## Stated task:
Each line containing the word "intervals" should be found and copied.

* BEGIN Records supplied *

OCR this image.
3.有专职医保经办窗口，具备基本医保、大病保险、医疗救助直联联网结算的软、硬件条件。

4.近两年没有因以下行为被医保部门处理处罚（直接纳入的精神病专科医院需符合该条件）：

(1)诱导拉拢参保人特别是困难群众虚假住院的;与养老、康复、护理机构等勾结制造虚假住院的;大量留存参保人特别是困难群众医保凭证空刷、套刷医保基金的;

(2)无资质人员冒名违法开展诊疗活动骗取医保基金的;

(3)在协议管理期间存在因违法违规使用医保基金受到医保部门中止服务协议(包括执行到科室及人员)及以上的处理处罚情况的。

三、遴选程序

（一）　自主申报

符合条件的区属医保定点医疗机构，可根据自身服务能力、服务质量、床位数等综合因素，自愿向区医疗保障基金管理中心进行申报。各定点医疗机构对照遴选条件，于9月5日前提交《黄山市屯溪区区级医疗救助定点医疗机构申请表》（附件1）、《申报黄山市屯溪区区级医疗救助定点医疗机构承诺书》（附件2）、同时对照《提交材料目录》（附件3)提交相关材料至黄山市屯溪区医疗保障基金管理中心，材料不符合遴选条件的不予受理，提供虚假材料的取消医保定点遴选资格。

* END Records supplied *
* BEGIN Records supplied *

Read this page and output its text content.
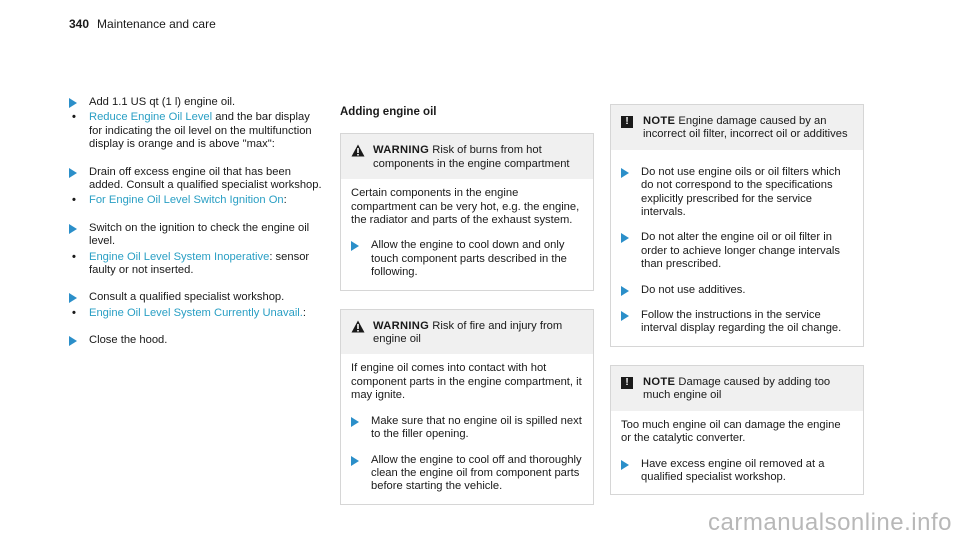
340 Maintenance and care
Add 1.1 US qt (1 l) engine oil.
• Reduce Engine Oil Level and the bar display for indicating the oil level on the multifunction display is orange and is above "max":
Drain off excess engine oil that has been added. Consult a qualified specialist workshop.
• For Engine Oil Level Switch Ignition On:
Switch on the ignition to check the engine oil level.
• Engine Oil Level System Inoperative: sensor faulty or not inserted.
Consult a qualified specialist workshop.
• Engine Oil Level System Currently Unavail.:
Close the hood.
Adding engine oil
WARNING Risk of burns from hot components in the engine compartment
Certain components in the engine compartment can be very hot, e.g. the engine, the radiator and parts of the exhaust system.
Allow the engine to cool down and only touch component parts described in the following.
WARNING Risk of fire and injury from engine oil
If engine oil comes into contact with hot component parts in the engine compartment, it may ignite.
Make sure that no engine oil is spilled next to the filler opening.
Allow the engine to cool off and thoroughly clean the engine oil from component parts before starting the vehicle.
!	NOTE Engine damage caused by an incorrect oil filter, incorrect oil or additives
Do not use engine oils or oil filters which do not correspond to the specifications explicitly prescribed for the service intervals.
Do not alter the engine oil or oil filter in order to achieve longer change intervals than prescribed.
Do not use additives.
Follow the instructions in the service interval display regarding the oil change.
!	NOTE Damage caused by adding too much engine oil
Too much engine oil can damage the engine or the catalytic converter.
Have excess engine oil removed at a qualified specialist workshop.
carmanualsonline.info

* END Records supplied *
* BEGIN Records supplied *

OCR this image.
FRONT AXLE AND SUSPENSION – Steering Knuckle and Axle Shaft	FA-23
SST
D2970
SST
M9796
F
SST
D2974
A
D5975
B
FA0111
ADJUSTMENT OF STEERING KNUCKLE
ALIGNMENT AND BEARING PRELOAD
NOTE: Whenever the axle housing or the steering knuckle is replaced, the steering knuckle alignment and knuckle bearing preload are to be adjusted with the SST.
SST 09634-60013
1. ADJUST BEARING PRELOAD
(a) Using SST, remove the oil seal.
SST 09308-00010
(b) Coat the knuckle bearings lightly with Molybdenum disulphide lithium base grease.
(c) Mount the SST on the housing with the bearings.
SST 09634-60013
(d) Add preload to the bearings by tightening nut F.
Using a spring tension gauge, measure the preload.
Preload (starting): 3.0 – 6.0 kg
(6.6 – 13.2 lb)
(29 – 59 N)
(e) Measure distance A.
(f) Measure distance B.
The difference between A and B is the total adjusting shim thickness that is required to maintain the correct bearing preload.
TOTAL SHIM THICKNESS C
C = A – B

* END Records supplied *

## Worked answer:
Do not use engine oils or oil filters which do not correspond to the specifications explicitly prescribed for the service intervals.
Do not alter the engine oil or oil filter in order to achieve longer change intervals than prescribed.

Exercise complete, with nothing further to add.